Instruction: Extract the lines that carry the string "Николаевка" from the listing.

Provided data:
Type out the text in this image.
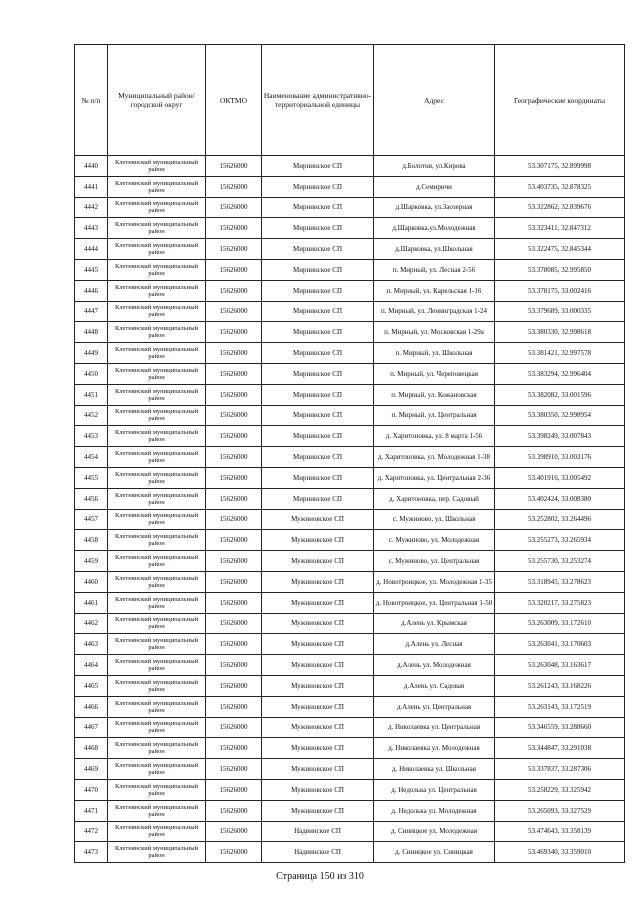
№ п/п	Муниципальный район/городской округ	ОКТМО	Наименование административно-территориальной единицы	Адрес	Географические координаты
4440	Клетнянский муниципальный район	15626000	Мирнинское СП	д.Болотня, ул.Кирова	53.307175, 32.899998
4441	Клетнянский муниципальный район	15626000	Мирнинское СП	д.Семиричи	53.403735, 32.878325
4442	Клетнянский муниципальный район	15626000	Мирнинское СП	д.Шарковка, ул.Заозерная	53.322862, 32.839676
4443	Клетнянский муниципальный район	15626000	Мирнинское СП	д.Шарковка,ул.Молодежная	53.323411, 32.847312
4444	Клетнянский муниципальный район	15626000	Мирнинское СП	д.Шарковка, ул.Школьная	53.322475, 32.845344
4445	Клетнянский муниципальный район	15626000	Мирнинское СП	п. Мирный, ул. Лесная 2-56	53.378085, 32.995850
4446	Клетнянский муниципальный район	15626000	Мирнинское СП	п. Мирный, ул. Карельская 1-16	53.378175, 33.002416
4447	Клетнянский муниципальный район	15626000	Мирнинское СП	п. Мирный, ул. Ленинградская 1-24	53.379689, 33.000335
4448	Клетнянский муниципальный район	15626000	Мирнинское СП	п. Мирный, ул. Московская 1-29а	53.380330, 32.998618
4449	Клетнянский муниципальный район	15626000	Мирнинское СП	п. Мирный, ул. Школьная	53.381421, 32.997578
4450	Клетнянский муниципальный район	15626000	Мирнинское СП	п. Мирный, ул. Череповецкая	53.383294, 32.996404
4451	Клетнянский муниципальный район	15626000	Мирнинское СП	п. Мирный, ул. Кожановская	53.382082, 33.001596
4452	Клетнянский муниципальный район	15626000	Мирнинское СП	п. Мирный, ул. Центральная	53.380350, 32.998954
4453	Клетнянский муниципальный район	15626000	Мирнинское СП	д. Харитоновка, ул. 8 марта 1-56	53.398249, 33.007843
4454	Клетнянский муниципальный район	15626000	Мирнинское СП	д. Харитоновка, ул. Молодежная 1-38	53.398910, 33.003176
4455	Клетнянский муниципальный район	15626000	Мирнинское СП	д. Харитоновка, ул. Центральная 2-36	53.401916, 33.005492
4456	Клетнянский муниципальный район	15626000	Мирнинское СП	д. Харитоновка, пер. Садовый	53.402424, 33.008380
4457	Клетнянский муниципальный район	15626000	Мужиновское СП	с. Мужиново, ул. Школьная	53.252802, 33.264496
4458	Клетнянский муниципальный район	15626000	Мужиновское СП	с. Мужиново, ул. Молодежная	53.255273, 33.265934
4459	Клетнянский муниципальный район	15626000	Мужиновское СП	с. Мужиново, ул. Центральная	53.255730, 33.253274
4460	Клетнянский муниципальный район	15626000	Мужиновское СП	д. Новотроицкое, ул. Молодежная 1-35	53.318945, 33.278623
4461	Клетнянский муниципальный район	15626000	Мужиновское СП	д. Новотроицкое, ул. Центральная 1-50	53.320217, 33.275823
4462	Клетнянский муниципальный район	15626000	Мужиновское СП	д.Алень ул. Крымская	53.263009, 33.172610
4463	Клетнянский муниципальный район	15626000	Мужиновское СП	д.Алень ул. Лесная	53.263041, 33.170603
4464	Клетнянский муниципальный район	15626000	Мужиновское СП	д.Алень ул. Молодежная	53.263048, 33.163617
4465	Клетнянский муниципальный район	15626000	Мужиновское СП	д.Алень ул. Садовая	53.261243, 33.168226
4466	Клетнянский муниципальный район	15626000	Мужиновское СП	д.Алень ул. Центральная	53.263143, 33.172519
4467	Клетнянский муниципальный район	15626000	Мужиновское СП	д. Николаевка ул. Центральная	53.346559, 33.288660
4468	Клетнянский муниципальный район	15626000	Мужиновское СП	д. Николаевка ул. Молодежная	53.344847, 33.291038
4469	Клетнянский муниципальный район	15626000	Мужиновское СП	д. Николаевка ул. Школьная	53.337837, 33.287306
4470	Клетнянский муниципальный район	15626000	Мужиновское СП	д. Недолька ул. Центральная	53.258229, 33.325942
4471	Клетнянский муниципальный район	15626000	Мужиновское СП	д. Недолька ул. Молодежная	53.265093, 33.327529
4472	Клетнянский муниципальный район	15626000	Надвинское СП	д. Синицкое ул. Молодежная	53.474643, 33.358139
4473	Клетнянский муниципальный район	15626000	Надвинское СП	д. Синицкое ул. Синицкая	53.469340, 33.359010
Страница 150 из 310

Task solution:
4467	Клетнянский муниципальный район	15626000	Мужиновское СП	д. Николаевка ул. Центральная	53.346559, 33.288660
4468	Клетнянский муниципальный район	15626000	Мужиновское СП	д. Николаевка ул. Молодежная	53.344847, 33.291038
4469	Клетнянский муниципальный район	15626000	Мужиновское СП	д. Николаевка ул. Школьная	53.337837, 33.287306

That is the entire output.